▸ **Records provided**
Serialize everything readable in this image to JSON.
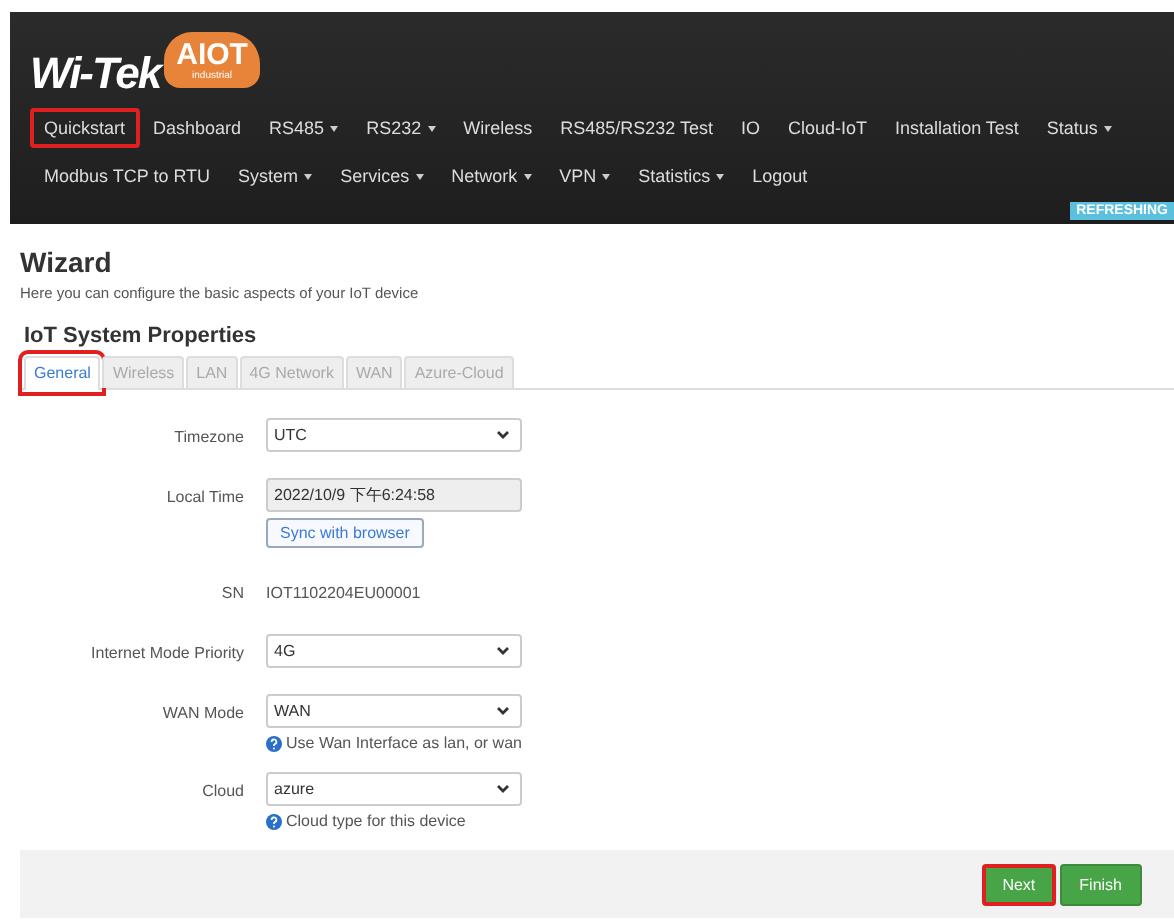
{
  "logo": {
    "brand": "Wi-Tek",
    "badge": "AIOT",
    "sub": "industrial"
  },
  "nav": {
    "primary": [
      {
        "label": "Quickstart",
        "dropdown": false,
        "highlighted": true
      },
      {
        "label": "Dashboard",
        "dropdown": false,
        "highlighted": false
      },
      {
        "label": "RS485",
        "dropdown": true,
        "highlighted": false
      },
      {
        "label": "RS232",
        "dropdown": true,
        "highlighted": false
      },
      {
        "label": "Wireless",
        "dropdown": false,
        "highlighted": false
      },
      {
        "label": "RS485/RS232 Test",
        "dropdown": false,
        "highlighted": false
      },
      {
        "label": "IO",
        "dropdown": false,
        "highlighted": false
      },
      {
        "label": "Cloud-IoT",
        "dropdown": false,
        "highlighted": false
      },
      {
        "label": "Installation Test",
        "dropdown": false,
        "highlighted": false
      },
      {
        "label": "Status",
        "dropdown": true,
        "highlighted": false
      }
    ],
    "secondary": [
      {
        "label": "Modbus TCP to RTU",
        "dropdown": false,
        "highlighted": false
      },
      {
        "label": "System",
        "dropdown": true,
        "highlighted": false
      },
      {
        "label": "Services",
        "dropdown": true,
        "highlighted": false
      },
      {
        "label": "Network",
        "dropdown": true,
        "highlighted": false
      },
      {
        "label": "VPN",
        "dropdown": true,
        "highlighted": false
      },
      {
        "label": "Statistics",
        "dropdown": true,
        "highlighted": false
      },
      {
        "label": "Logout",
        "dropdown": false,
        "highlighted": false
      }
    ],
    "status_badge": "REFRESHING"
  },
  "page": {
    "title": "Wizard",
    "subtitle": "Here you can configure the basic aspects of your IoT device",
    "section": "IoT System Properties"
  },
  "tabs": [
    {
      "label": "General",
      "selected": true,
      "highlighted": true
    },
    {
      "label": "Wireless",
      "selected": false,
      "highlighted": false
    },
    {
      "label": "LAN",
      "selected": false,
      "highlighted": false
    },
    {
      "label": "4G Network",
      "selected": false,
      "highlighted": false
    },
    {
      "label": "WAN",
      "selected": false,
      "highlighted": false
    },
    {
      "label": "Azure-Cloud",
      "selected": false,
      "highlighted": false
    }
  ],
  "fields": [
    {
      "kind": "select",
      "label": "Timezone",
      "value": "UTC"
    },
    {
      "kind": "readonly",
      "label": "Local Time",
      "value": "2022/10/9 下午6:24:58",
      "button": "Sync with browser"
    },
    {
      "kind": "text",
      "label": "SN",
      "value": "IOT1102204EU00001"
    },
    {
      "kind": "select",
      "label": "Internet Mode Priority",
      "value": "4G"
    },
    {
      "kind": "select",
      "label": "WAN Mode",
      "value": "WAN",
      "help": "Use Wan Interface as lan, or wan"
    },
    {
      "kind": "select",
      "label": "Cloud",
      "value": "azure",
      "help": "Cloud type for this device"
    }
  ],
  "buttons": [
    {
      "label": "Next",
      "highlighted": true
    },
    {
      "label": "Finish",
      "highlighted": false
    }
  ]
}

▸ **Your goal**
Using the records above, output their complete text exactly, minus any images.

▸ **Problem solution**
Serialize everything readable in this image to JSON.
{
  "logo": {
    "brand": "Wi-Tek",
    "badge": "AIOT",
    "sub": "industrial"
  },
  "nav": {
    "primary": [
      {
        "label": "Quickstart",
        "dropdown": false,
        "highlighted": true
      },
      {
        "label": "Dashboard",
        "dropdown": false,
        "highlighted": false
      },
      {
        "label": "RS485",
        "dropdown": true,
        "highlighted": false
      },
      {
        "label": "RS232",
        "dropdown": true,
        "highlighted": false
      },
      {
        "label": "Wireless",
        "dropdown": false,
        "highlighted": false
      },
      {
        "label": "RS485/RS232 Test",
        "dropdown": false,
        "highlighted": false
      },
      {
        "label": "IO",
        "dropdown": false,
        "highlighted": false
      },
      {
        "label": "Cloud-IoT",
        "dropdown": false,
        "highlighted": false
      },
      {
        "label": "Installation Test",
        "dropdown": false,
        "highlighted": false
      },
      {
        "label": "Status",
        "dropdown": true,
        "highlighted": false
      }
    ],
    "secondary": [
      {
        "label": "Modbus TCP to RTU",
        "dropdown": false,
        "highlighted": false
      },
      {
        "label": "System",
        "dropdown": true,
        "highlighted": false
      },
      {
        "label": "Services",
        "dropdown": true,
        "highlighted": false
      },
      {
        "label": "Network",
        "dropdown": true,
        "highlighted": false
      },
      {
        "label": "VPN",
        "dropdown": true,
        "highlighted": false
      },
      {
        "label": "Statistics",
        "dropdown": true,
        "highlighted": false
      },
      {
        "label": "Logout",
        "dropdown": false,
        "highlighted": false
      }
    ],
    "status_badge": "REFRESHING"
  },
  "page": {
    "title": "Wizard",
    "subtitle": "Here you can configure the basic aspects of your IoT device",
    "section": "IoT System Properties"
  },
  "tabs": [
    {
      "label": "General",
      "selected": true,
      "highlighted": true
    },
    {
      "label": "Wireless",
      "selected": false,
      "highlighted": false
    },
    {
      "label": "LAN",
      "selected": false,
      "highlighted": false
    },
    {
      "label": "4G Network",
      "selected": false,
      "highlighted": false
    },
    {
      "label": "WAN",
      "selected": false,
      "highlighted": false
    },
    {
      "label": "Azure-Cloud",
      "selected": false,
      "highlighted": false
    }
  ],
  "fields": [
    {
      "kind": "select",
      "label": "Timezone",
      "value": "UTC"
    },
    {
      "kind": "readonly",
      "label": "Local Time",
      "value": "2022/10/9 下午6:24:58",
      "button": "Sync with browser"
    },
    {
      "kind": "text",
      "label": "SN",
      "value": "IOT1102204EU00001"
    },
    {
      "kind": "select",
      "label": "Internet Mode Priority",
      "value": "4G"
    },
    {
      "kind": "select",
      "label": "WAN Mode",
      "value": "WAN",
      "help": "Use Wan Interface as lan, or wan"
    },
    {
      "kind": "select",
      "label": "Cloud",
      "value": "azure",
      "help": "Cloud type for this device"
    }
  ],
  "buttons": [
    {
      "label": "Next",
      "highlighted": true
    },
    {
      "label": "Finish",
      "highlighted": false
    }
  ]
}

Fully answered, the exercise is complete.